## begin RECORDS SUPPLIED

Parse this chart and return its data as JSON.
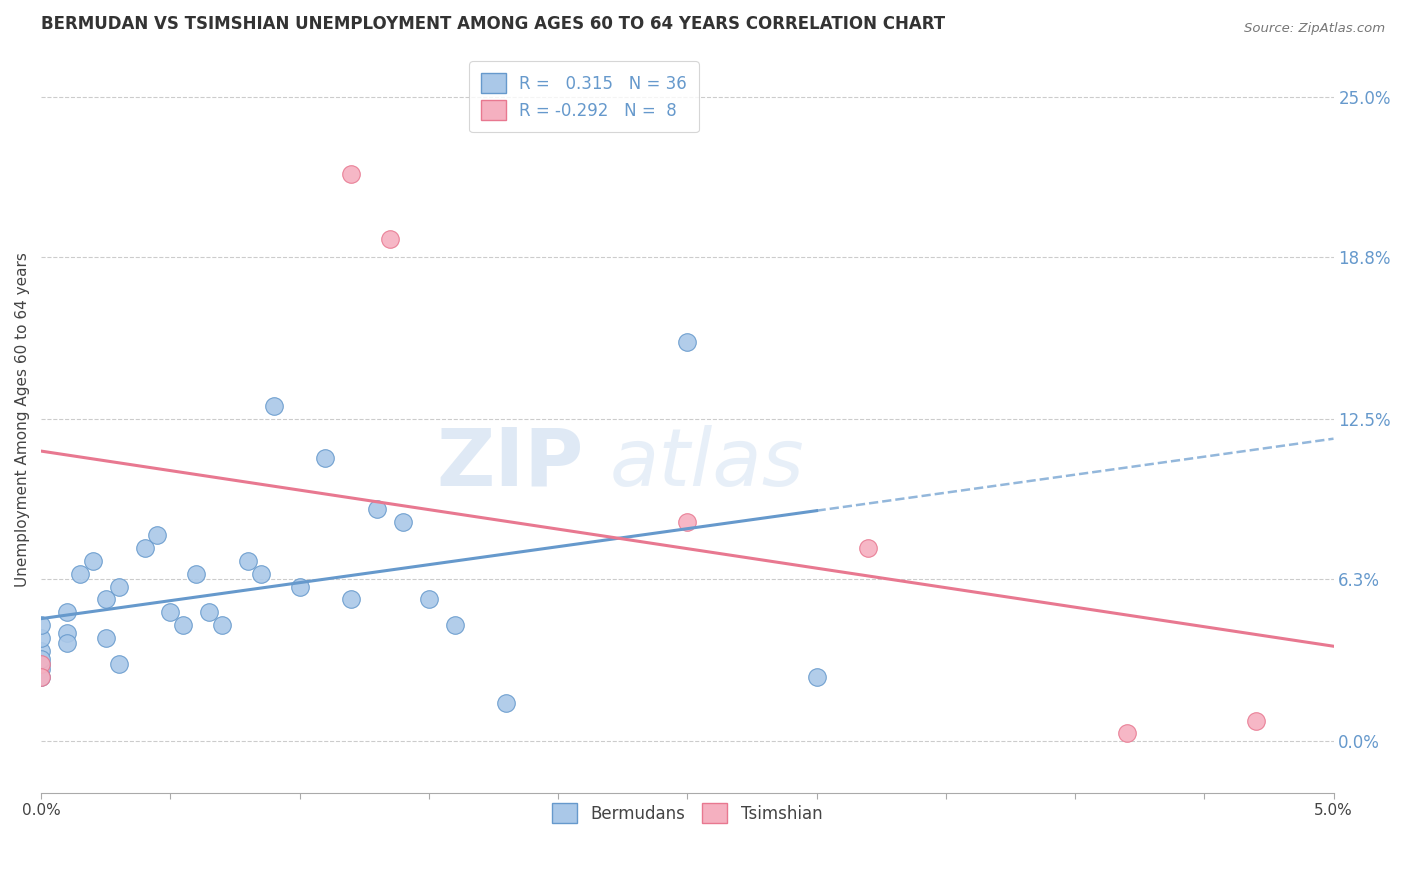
{
  "title": "BERMUDAN VS TSIMSHIAN UNEMPLOYMENT AMONG AGES 60 TO 64 YEARS CORRELATION CHART",
  "source": "Source: ZipAtlas.com",
  "ylabel": "Unemployment Among Ages 60 to 64 years",
  "ytick_values": [
    0.0,
    6.3,
    12.5,
    18.8,
    25.0
  ],
  "xmin": 0.0,
  "xmax": 5.0,
  "ymin": -2.0,
  "ymax": 27.0,
  "bermudans_x": [
    0.0,
    0.0,
    0.0,
    0.0,
    0.0,
    0.0,
    0.0,
    0.1,
    0.1,
    0.1,
    0.15,
    0.2,
    0.25,
    0.25,
    0.3,
    0.3,
    0.4,
    0.45,
    0.5,
    0.55,
    0.6,
    0.65,
    0.7,
    0.8,
    0.85,
    0.9,
    1.0,
    1.1,
    1.2,
    1.3,
    1.4,
    1.5,
    1.6,
    1.8,
    2.5,
    3.0
  ],
  "bermudans_y": [
    3.5,
    3.0,
    2.8,
    4.0,
    3.2,
    2.5,
    4.5,
    5.0,
    4.2,
    3.8,
    6.5,
    7.0,
    5.5,
    4.0,
    6.0,
    3.0,
    7.5,
    8.0,
    5.0,
    4.5,
    6.5,
    5.0,
    4.5,
    7.0,
    6.5,
    13.0,
    6.0,
    11.0,
    5.5,
    9.0,
    8.5,
    5.5,
    4.5,
    1.5,
    15.5,
    2.5
  ],
  "tsimshian_x": [
    0.0,
    0.0,
    1.2,
    1.35,
    2.5,
    3.2,
    4.2,
    4.7
  ],
  "tsimshian_y": [
    3.0,
    2.5,
    22.0,
    19.5,
    8.5,
    7.5,
    0.3,
    0.8
  ],
  "bermudans_color": "#aac8e8",
  "tsimshian_color": "#f5b0c0",
  "bermudans_line_color": "#6699cc",
  "tsimshian_line_color": "#e87890",
  "bermudans_R": 0.315,
  "bermudans_N": 36,
  "tsimshian_R": -0.292,
  "tsimshian_N": 8,
  "legend_label_bermudans": "Bermudans",
  "legend_label_tsimshian": "Tsimshian",
  "watermark_zip": "ZIP",
  "watermark_atlas": "atlas",
  "background_color": "#ffffff",
  "grid_color": "#cccccc"
}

## end RECORDS SUPPLIED

The records above need to be restated word for word, with the pictures left out.

» **FULL SOLUTION**
Parse this chart and return its data as JSON.
{
  "title": "BERMUDAN VS TSIMSHIAN UNEMPLOYMENT AMONG AGES 60 TO 64 YEARS CORRELATION CHART",
  "source": "Source: ZipAtlas.com",
  "ylabel": "Unemployment Among Ages 60 to 64 years",
  "ytick_values": [
    0.0,
    6.3,
    12.5,
    18.8,
    25.0
  ],
  "xmin": 0.0,
  "xmax": 5.0,
  "ymin": -2.0,
  "ymax": 27.0,
  "bermudans_x": [
    0.0,
    0.0,
    0.0,
    0.0,
    0.0,
    0.0,
    0.0,
    0.1,
    0.1,
    0.1,
    0.15,
    0.2,
    0.25,
    0.25,
    0.3,
    0.3,
    0.4,
    0.45,
    0.5,
    0.55,
    0.6,
    0.65,
    0.7,
    0.8,
    0.85,
    0.9,
    1.0,
    1.1,
    1.2,
    1.3,
    1.4,
    1.5,
    1.6,
    1.8,
    2.5,
    3.0
  ],
  "bermudans_y": [
    3.5,
    3.0,
    2.8,
    4.0,
    3.2,
    2.5,
    4.5,
    5.0,
    4.2,
    3.8,
    6.5,
    7.0,
    5.5,
    4.0,
    6.0,
    3.0,
    7.5,
    8.0,
    5.0,
    4.5,
    6.5,
    5.0,
    4.5,
    7.0,
    6.5,
    13.0,
    6.0,
    11.0,
    5.5,
    9.0,
    8.5,
    5.5,
    4.5,
    1.5,
    15.5,
    2.5
  ],
  "tsimshian_x": [
    0.0,
    0.0,
    1.2,
    1.35,
    2.5,
    3.2,
    4.2,
    4.7
  ],
  "tsimshian_y": [
    3.0,
    2.5,
    22.0,
    19.5,
    8.5,
    7.5,
    0.3,
    0.8
  ],
  "bermudans_color": "#aac8e8",
  "tsimshian_color": "#f5b0c0",
  "bermudans_line_color": "#6699cc",
  "tsimshian_line_color": "#e87890",
  "bermudans_R": 0.315,
  "bermudans_N": 36,
  "tsimshian_R": -0.292,
  "tsimshian_N": 8,
  "legend_label_bermudans": "Bermudans",
  "legend_label_tsimshian": "Tsimshian",
  "watermark_zip": "ZIP",
  "watermark_atlas": "atlas",
  "background_color": "#ffffff",
  "grid_color": "#cccccc"
}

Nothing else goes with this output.